■ WHAT THE TASK ASKS
Copy all of the material below exactly.
--- Start DATA SUPPLIED ---
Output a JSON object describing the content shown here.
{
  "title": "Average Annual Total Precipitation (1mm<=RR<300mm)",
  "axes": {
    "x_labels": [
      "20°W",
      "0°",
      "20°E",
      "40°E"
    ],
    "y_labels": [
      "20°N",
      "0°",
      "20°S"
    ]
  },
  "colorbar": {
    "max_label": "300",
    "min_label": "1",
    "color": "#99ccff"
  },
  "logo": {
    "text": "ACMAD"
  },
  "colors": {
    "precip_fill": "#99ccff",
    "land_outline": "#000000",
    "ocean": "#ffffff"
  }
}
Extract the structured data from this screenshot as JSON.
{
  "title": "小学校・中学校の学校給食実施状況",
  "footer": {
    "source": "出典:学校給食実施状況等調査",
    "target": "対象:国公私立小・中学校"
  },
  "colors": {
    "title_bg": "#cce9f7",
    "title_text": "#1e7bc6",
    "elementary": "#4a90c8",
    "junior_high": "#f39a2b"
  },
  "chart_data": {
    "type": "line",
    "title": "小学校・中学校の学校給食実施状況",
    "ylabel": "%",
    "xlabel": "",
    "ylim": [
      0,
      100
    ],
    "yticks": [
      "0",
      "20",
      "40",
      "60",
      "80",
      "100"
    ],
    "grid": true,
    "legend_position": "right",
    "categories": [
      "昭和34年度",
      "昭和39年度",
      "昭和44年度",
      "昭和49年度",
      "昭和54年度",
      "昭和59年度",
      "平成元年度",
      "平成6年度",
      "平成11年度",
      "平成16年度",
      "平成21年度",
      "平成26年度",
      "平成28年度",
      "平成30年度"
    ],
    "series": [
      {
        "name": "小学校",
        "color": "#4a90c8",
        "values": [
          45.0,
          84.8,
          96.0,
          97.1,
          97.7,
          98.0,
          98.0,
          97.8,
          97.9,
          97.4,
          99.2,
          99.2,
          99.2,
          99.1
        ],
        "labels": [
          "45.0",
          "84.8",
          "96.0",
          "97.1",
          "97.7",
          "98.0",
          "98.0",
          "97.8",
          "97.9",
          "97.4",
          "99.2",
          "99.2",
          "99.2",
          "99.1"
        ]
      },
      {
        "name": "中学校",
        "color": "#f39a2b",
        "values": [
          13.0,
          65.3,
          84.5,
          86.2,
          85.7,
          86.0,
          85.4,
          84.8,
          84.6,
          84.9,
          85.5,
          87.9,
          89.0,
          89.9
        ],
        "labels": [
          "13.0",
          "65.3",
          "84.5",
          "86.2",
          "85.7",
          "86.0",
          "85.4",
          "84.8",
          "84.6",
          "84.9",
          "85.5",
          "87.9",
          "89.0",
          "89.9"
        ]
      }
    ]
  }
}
--- End DATA SUPPLIED ---
■ EXPECTED OUTPUT
Output a JSON object describing the content shown here.
{
  "title": "Average Annual Total Precipitation (1mm<=RR<300mm)",
  "axes": {
    "x_labels": [
      "20°W",
      "0°",
      "20°E",
      "40°E"
    ],
    "y_labels": [
      "20°N",
      "0°",
      "20°S"
    ]
  },
  "colorbar": {
    "max_label": "300",
    "min_label": "1",
    "color": "#99ccff"
  },
  "logo": {
    "text": "ACMAD"
  },
  "colors": {
    "precip_fill": "#99ccff",
    "land_outline": "#000000",
    "ocean": "#ffffff"
  }
}
Extract the structured data from this screenshot as JSON.
{
  "title": "小学校・中学校の学校給食実施状況",
  "footer": {
    "source": "出典:学校給食実施状況等調査",
    "target": "対象:国公私立小・中学校"
  },
  "colors": {
    "title_bg": "#cce9f7",
    "title_text": "#1e7bc6",
    "elementary": "#4a90c8",
    "junior_high": "#f39a2b"
  },
  "chart_data": {
    "type": "line",
    "title": "小学校・中学校の学校給食実施状況",
    "ylabel": "%",
    "xlabel": "",
    "ylim": [
      0,
      100
    ],
    "yticks": [
      "0",
      "20",
      "40",
      "60",
      "80",
      "100"
    ],
    "grid": true,
    "legend_position": "right",
    "categories": [
      "昭和34年度",
      "昭和39年度",
      "昭和44年度",
      "昭和49年度",
      "昭和54年度",
      "昭和59年度",
      "平成元年度",
      "平成6年度",
      "平成11年度",
      "平成16年度",
      "平成21年度",
      "平成26年度",
      "平成28年度",
      "平成30年度"
    ],
    "series": [
      {
        "name": "小学校",
        "color": "#4a90c8",
        "values": [
          45.0,
          84.8,
          96.0,
          97.1,
          97.7,
          98.0,
          98.0,
          97.8,
          97.9,
          97.4,
          99.2,
          99.2,
          99.2,
          99.1
        ],
        "labels": [
          "45.0",
          "84.8",
          "96.0",
          "97.1",
          "97.7",
          "98.0",
          "98.0",
          "97.8",
          "97.9",
          "97.4",
          "99.2",
          "99.2",
          "99.2",
          "99.1"
        ]
      },
      {
        "name": "中学校",
        "color": "#f39a2b",
        "values": [
          13.0,
          65.3,
          84.5,
          86.2,
          85.7,
          86.0,
          85.4,
          84.8,
          84.6,
          84.9,
          85.5,
          87.9,
          89.0,
          89.9
        ],
        "labels": [
          "13.0",
          "65.3",
          "84.5",
          "86.2",
          "85.7",
          "86.0",
          "85.4",
          "84.8",
          "84.6",
          "84.9",
          "85.5",
          "87.9",
          "89.0",
          "89.9"
        ]
      }
    ]
  }
}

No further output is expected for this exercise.